*** AVAILABLE RECORDS ***

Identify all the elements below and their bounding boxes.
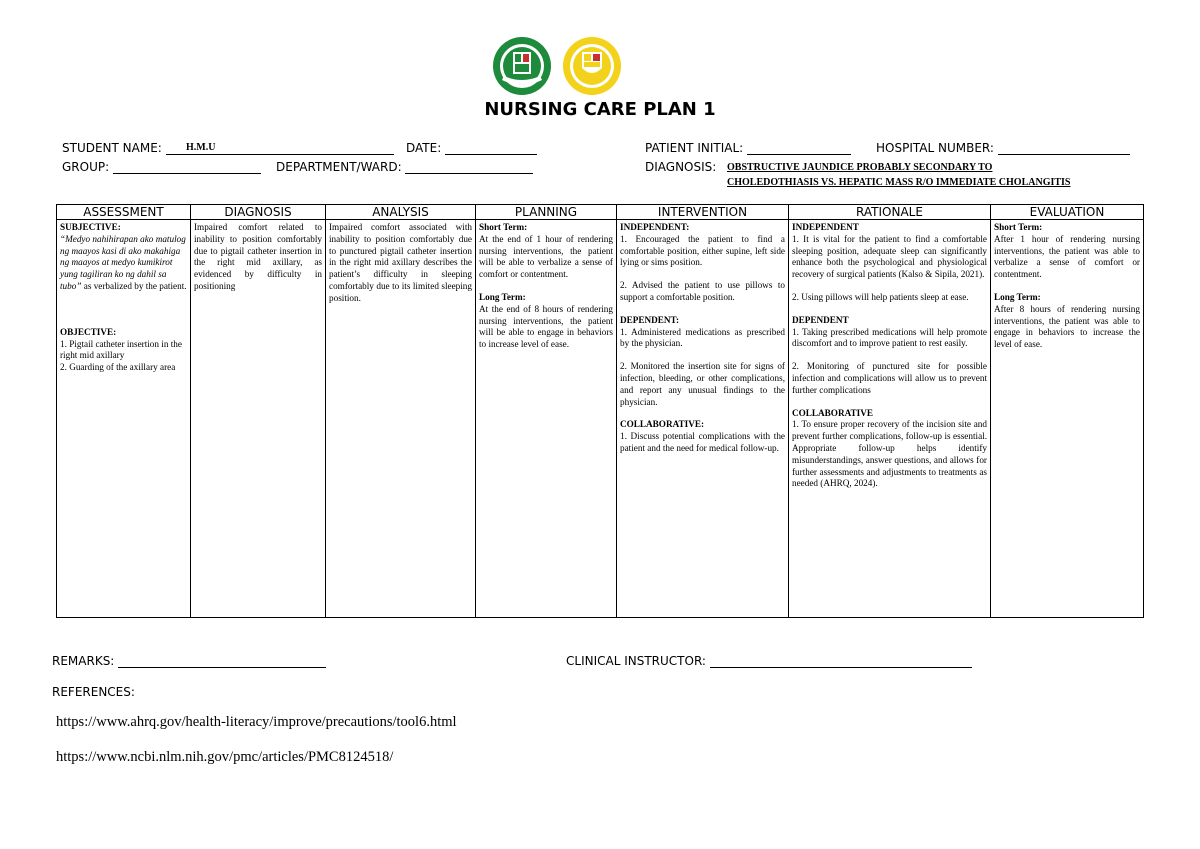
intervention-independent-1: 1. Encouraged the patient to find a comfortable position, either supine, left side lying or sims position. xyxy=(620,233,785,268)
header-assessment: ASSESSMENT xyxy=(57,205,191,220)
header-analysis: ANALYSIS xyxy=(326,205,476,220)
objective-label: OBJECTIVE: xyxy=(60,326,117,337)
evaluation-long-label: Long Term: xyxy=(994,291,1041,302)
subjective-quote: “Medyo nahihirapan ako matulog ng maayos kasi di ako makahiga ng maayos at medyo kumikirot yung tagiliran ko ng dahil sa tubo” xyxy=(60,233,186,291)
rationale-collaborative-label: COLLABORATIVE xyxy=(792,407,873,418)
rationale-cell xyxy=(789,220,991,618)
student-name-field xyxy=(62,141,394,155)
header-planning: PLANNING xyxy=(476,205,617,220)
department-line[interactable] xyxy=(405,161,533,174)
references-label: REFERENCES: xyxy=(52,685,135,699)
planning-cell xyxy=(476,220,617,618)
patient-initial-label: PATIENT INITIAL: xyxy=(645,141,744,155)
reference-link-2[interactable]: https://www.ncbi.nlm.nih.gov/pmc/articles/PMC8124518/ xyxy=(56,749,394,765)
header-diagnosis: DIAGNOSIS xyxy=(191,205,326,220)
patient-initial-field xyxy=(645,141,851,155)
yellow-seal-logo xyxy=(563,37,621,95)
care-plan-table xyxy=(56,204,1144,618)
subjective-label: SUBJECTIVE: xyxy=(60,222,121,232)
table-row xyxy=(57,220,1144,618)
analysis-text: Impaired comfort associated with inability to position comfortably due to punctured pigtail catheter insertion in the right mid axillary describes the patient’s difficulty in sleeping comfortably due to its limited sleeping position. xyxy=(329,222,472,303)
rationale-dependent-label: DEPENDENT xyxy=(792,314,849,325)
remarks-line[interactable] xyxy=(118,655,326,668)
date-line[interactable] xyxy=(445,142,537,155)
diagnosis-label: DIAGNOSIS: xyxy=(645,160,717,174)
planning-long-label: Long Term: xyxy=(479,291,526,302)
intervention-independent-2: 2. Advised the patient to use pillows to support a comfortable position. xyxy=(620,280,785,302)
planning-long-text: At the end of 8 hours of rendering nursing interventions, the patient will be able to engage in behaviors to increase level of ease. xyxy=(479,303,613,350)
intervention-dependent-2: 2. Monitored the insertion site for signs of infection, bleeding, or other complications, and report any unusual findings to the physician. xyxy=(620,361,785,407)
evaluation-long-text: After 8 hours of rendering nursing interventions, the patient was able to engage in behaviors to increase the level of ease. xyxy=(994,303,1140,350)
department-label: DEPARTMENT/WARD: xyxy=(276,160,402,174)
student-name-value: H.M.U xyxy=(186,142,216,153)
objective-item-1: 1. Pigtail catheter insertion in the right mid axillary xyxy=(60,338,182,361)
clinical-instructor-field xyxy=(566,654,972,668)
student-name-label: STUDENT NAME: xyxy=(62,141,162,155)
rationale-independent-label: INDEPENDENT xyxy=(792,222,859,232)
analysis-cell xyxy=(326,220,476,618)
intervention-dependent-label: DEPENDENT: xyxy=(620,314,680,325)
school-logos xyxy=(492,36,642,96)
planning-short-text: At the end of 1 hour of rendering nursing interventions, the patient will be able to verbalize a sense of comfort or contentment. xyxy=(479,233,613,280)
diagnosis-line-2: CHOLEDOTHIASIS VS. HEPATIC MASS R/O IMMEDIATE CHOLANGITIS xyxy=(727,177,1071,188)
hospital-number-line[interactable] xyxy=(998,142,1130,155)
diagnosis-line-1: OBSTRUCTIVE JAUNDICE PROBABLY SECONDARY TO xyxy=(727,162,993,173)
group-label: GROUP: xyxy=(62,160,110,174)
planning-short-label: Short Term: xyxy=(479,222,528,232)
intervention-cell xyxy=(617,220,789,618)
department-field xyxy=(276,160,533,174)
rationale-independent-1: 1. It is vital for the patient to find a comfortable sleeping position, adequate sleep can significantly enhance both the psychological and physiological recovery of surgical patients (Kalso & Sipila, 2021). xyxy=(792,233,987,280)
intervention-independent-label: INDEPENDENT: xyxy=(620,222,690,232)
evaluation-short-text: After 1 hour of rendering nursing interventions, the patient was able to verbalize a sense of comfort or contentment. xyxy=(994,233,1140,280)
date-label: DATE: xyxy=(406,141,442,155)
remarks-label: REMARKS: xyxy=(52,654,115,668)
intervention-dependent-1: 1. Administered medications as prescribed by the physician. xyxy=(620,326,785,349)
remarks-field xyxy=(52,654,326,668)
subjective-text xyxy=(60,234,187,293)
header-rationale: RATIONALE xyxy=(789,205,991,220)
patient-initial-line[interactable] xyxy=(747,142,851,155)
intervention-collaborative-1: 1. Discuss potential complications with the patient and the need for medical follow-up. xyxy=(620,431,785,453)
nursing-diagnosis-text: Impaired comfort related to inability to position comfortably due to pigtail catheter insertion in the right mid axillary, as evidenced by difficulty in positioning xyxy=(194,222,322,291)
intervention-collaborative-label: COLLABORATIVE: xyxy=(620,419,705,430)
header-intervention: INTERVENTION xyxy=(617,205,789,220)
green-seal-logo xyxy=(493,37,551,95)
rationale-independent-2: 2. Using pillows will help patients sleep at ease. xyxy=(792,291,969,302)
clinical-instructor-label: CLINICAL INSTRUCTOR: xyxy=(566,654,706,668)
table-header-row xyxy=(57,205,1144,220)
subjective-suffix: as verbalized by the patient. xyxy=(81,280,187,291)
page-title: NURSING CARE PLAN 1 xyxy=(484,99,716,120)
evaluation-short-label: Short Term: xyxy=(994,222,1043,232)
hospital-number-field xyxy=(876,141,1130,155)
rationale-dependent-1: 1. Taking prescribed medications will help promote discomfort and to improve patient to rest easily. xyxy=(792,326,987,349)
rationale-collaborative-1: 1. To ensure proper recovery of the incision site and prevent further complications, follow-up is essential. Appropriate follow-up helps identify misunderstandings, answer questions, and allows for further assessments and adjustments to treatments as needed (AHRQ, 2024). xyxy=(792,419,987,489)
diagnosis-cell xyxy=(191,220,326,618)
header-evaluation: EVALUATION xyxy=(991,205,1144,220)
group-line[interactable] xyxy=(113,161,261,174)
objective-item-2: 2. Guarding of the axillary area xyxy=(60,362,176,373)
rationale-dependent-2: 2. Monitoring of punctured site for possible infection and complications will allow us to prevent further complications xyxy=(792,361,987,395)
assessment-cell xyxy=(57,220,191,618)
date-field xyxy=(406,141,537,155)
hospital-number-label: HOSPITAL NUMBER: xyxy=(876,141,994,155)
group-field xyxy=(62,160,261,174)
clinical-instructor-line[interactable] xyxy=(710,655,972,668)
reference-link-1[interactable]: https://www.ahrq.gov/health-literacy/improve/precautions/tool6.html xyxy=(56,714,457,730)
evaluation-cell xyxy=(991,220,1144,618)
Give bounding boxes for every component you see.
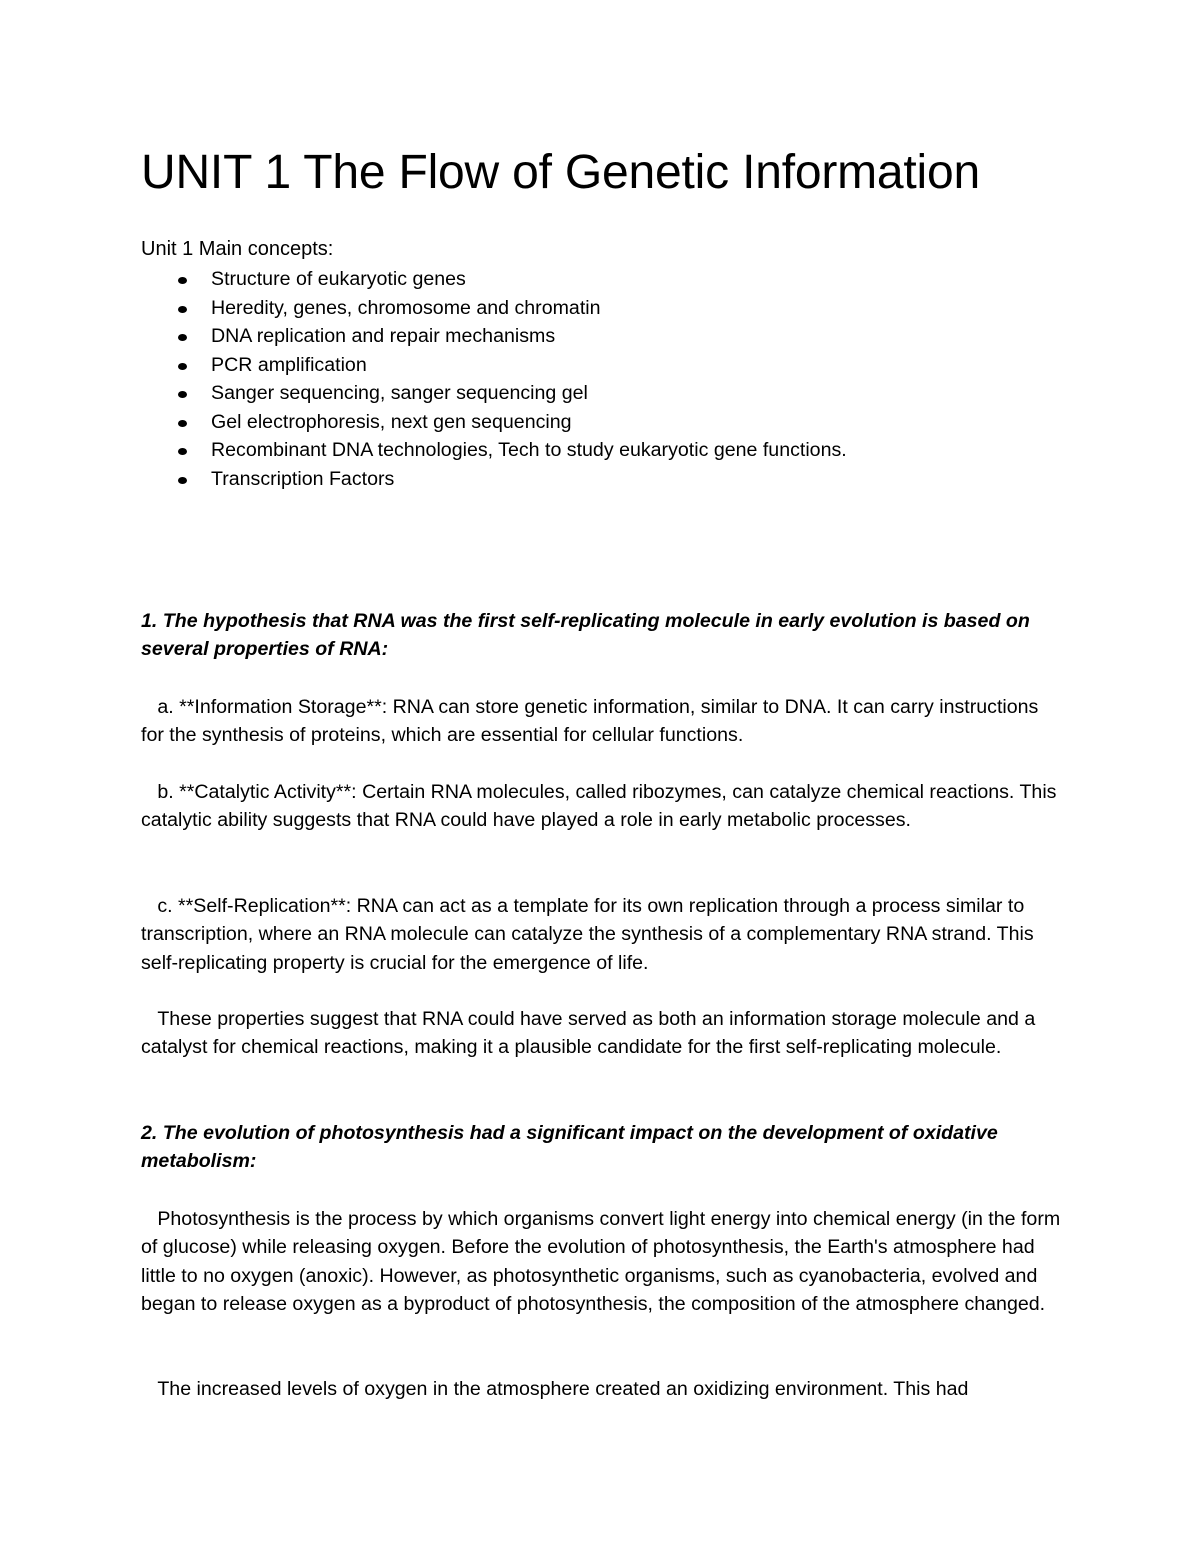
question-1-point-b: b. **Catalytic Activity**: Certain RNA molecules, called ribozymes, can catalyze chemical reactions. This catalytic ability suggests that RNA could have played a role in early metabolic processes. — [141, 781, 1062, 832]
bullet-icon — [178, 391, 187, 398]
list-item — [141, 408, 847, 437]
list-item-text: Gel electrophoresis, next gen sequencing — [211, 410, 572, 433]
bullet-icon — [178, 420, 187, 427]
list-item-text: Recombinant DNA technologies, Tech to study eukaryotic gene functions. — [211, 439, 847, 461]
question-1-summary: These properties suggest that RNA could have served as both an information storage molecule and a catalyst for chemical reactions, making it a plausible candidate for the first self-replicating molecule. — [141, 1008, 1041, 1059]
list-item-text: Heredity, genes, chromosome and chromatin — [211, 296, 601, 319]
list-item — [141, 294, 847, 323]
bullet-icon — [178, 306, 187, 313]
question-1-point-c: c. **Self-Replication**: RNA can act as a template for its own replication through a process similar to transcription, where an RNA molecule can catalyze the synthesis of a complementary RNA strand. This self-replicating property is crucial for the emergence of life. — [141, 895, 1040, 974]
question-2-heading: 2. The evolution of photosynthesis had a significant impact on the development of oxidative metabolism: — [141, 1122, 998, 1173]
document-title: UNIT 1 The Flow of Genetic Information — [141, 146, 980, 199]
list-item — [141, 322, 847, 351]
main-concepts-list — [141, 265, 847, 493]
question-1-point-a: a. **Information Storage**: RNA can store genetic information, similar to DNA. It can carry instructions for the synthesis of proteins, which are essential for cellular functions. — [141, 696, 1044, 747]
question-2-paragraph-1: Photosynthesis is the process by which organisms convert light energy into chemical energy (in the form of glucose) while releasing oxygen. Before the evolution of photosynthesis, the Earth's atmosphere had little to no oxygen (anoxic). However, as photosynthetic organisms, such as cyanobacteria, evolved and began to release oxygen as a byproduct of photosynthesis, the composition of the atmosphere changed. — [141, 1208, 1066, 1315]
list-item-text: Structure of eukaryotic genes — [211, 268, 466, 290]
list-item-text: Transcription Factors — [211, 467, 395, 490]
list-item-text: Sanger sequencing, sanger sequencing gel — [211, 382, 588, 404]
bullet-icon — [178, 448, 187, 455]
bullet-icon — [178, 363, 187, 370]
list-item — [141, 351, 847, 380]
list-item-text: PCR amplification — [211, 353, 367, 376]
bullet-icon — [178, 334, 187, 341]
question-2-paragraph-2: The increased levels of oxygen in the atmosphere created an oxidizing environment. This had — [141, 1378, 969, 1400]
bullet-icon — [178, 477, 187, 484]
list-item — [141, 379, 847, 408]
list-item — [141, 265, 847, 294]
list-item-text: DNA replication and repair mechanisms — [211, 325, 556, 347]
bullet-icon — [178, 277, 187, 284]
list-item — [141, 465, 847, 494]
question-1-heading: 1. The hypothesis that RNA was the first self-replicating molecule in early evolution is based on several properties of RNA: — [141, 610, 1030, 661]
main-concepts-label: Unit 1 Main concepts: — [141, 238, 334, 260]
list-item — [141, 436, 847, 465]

*** End of AVAILABLE RECORDS ***

AIM OF THE TASK: Respond with only the number of lines in the records that include the word "instructor".

ANSWER BELOW: 3